» Task objective:
List the lines of this listing that hold the word "xlabel".

(Excerpt from a dataset)
++++++++++++++++++++
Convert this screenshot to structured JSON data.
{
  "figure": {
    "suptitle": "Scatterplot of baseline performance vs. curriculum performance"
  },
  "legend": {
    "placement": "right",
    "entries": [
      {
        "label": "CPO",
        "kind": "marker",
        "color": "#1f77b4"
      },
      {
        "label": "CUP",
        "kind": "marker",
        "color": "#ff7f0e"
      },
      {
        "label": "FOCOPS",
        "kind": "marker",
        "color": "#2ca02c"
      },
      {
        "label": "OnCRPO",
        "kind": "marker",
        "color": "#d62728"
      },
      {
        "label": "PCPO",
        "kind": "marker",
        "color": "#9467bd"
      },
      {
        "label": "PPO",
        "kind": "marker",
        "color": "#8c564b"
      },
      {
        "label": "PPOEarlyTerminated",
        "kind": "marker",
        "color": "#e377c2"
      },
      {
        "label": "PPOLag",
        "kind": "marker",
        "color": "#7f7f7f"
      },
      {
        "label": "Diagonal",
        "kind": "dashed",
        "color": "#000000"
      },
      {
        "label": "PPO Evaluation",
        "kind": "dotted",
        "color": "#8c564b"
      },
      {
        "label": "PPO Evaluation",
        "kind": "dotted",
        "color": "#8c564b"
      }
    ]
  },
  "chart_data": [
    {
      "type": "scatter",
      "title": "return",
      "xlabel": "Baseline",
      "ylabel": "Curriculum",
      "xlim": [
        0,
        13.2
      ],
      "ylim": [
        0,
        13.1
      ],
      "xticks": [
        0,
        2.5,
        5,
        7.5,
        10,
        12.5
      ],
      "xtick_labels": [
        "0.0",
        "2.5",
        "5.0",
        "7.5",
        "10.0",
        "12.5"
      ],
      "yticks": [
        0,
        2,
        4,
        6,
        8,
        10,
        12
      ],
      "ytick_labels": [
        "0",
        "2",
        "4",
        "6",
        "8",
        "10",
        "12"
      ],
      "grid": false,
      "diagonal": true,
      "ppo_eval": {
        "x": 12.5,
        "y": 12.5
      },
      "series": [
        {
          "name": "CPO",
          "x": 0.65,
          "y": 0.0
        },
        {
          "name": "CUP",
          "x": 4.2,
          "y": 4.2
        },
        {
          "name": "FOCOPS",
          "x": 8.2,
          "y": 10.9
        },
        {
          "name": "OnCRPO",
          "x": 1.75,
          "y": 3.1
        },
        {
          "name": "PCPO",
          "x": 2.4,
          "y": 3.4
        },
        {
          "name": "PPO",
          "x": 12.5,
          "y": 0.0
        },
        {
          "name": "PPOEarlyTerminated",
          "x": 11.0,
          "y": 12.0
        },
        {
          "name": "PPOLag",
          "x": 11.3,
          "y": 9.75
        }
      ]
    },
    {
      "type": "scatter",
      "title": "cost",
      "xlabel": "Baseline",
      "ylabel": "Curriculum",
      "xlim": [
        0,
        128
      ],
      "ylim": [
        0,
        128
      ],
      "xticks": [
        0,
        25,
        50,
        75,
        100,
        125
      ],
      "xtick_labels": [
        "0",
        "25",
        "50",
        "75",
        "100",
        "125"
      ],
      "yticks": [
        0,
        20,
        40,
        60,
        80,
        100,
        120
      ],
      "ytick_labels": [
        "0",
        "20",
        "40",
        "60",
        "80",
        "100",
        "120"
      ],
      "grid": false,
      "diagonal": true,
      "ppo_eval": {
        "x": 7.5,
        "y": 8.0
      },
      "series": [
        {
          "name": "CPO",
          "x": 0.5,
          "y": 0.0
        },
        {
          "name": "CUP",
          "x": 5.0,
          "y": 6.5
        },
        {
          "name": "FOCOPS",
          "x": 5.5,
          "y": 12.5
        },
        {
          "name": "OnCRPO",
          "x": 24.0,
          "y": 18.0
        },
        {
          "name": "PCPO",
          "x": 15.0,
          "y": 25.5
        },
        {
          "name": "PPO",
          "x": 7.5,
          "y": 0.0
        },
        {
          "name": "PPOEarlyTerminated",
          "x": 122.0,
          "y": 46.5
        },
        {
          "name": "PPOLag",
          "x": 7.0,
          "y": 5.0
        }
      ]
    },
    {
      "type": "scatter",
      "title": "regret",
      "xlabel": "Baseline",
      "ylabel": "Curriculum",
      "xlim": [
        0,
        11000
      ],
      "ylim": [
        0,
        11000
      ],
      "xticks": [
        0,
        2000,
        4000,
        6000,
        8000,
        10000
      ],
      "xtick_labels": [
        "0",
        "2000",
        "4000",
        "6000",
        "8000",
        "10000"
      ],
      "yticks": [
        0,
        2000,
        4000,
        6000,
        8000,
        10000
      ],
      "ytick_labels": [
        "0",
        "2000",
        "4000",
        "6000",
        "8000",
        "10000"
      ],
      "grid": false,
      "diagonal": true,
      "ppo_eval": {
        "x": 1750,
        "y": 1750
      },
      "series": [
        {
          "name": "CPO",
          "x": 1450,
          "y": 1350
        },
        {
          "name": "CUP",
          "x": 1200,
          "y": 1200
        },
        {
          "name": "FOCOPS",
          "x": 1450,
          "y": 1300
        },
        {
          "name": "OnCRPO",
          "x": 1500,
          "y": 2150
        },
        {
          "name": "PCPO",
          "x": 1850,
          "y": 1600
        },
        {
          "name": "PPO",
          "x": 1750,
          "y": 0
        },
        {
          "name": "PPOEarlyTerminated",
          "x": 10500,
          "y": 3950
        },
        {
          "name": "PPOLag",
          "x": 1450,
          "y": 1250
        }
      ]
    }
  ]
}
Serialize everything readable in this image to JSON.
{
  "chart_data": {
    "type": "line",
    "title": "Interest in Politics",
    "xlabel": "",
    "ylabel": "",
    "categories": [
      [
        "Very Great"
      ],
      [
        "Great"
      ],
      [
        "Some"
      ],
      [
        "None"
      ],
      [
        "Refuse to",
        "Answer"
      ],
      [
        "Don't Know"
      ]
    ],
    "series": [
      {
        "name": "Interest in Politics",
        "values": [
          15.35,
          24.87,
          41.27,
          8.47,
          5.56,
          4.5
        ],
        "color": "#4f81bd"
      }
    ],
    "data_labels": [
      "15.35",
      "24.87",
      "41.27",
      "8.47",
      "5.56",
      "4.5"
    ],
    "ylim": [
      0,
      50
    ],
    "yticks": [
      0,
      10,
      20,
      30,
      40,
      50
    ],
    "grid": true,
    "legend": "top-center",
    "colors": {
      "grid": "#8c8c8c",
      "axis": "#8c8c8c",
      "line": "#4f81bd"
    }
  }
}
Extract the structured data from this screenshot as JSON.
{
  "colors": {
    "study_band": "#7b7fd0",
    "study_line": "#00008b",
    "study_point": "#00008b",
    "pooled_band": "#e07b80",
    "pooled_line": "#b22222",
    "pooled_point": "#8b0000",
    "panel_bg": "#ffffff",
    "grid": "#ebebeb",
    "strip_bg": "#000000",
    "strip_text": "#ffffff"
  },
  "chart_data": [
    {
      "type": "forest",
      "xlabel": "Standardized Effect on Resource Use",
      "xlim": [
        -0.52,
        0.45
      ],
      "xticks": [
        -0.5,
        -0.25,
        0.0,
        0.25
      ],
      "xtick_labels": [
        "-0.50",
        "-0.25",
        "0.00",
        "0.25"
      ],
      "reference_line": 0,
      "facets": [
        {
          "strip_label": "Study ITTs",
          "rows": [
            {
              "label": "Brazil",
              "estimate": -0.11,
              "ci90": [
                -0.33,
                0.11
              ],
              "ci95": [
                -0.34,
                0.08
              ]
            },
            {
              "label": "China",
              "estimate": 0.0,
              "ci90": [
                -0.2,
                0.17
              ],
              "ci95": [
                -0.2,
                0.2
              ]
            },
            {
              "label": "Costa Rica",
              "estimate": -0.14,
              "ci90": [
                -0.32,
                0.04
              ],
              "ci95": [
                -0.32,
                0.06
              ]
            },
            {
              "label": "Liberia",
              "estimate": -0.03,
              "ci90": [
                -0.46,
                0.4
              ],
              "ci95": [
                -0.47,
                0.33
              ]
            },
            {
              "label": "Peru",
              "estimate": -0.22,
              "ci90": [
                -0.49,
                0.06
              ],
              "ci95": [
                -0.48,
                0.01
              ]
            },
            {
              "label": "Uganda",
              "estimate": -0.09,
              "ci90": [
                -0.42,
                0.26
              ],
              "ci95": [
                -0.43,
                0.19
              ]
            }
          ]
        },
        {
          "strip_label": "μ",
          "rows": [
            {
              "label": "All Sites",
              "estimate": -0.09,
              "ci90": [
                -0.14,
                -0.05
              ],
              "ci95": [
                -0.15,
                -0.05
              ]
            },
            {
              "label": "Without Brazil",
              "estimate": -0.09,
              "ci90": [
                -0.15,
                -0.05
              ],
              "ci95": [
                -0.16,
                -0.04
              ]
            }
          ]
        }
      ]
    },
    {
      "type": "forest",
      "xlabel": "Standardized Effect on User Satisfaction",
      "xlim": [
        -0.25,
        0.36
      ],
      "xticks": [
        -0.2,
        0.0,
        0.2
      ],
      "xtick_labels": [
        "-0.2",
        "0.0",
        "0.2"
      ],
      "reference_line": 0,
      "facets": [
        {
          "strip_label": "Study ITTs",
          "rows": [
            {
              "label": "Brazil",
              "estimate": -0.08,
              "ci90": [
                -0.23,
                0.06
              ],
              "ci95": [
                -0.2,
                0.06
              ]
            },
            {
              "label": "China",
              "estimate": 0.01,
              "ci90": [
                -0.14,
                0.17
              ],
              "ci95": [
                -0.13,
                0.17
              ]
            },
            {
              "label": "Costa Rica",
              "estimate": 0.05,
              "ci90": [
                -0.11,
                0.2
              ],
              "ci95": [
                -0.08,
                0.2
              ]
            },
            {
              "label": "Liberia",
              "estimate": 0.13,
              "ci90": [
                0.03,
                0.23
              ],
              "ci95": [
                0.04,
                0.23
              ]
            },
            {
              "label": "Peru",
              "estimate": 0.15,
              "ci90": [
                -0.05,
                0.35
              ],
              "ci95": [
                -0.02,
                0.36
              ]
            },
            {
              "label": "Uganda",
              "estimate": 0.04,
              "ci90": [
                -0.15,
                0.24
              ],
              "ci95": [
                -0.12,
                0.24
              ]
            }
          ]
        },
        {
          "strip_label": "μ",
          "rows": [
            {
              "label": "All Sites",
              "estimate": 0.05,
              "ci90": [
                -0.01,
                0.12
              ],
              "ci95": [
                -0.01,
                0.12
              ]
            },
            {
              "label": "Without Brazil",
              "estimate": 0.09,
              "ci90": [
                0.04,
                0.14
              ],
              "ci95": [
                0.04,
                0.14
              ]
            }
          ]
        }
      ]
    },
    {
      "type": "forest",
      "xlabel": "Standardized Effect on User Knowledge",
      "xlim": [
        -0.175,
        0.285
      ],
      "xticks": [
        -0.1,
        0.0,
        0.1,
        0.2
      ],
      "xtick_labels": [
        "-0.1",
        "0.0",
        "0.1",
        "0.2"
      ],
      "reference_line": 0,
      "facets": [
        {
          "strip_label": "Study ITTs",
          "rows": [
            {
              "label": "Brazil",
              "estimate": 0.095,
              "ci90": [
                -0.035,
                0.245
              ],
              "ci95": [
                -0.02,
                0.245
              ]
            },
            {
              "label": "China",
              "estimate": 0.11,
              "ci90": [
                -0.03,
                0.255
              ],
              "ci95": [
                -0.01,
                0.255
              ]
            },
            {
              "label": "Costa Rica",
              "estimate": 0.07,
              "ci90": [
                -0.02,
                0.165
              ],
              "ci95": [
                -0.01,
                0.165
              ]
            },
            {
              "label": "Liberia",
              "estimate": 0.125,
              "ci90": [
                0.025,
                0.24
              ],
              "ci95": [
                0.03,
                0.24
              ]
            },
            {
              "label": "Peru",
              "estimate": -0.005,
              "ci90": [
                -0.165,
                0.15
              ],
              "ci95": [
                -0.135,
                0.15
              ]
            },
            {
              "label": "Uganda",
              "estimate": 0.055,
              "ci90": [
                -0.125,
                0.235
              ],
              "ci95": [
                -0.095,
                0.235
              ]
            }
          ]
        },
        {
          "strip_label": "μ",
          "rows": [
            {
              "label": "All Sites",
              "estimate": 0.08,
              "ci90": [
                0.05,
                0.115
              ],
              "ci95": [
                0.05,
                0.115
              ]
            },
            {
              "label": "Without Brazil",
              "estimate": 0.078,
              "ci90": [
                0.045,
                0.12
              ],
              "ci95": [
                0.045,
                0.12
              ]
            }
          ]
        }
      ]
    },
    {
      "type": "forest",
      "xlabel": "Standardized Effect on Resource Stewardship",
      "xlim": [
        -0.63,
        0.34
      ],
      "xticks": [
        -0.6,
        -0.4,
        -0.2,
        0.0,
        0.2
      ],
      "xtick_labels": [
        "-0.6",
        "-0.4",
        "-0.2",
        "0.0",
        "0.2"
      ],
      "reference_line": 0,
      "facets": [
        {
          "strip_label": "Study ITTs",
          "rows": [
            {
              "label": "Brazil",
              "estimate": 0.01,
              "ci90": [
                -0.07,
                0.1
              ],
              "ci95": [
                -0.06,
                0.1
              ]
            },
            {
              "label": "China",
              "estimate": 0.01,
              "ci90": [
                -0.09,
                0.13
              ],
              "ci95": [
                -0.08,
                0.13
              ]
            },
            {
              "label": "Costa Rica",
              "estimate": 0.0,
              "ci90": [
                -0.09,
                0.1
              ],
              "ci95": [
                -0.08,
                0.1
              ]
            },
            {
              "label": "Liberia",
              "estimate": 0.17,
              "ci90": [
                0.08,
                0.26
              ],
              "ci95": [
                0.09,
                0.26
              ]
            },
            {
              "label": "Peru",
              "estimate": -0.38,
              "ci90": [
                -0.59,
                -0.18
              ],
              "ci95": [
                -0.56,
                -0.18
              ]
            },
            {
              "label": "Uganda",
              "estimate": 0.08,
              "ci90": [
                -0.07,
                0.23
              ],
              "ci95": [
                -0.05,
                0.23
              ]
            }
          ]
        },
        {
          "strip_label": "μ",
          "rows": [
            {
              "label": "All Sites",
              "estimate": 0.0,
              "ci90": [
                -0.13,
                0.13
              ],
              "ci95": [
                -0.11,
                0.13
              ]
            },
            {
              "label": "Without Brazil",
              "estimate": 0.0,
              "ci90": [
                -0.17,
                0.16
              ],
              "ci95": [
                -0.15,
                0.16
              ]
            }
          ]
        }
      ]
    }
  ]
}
++++++++++++++++++++
» Answer to this problem:
      "xlabel": "Baseline",
      "xlabel": "Baseline",
      "xlabel": "Baseline",
    "xlabel": "",
      "xlabel": "Standardized Effect on Resource Use",
      "xlabel": "Standardized Effect on User Satisfaction",
      "xlabel": "Standardized Effect on User Knowledge",
      "xlabel": "Standardized Effect on Resource Stewardship",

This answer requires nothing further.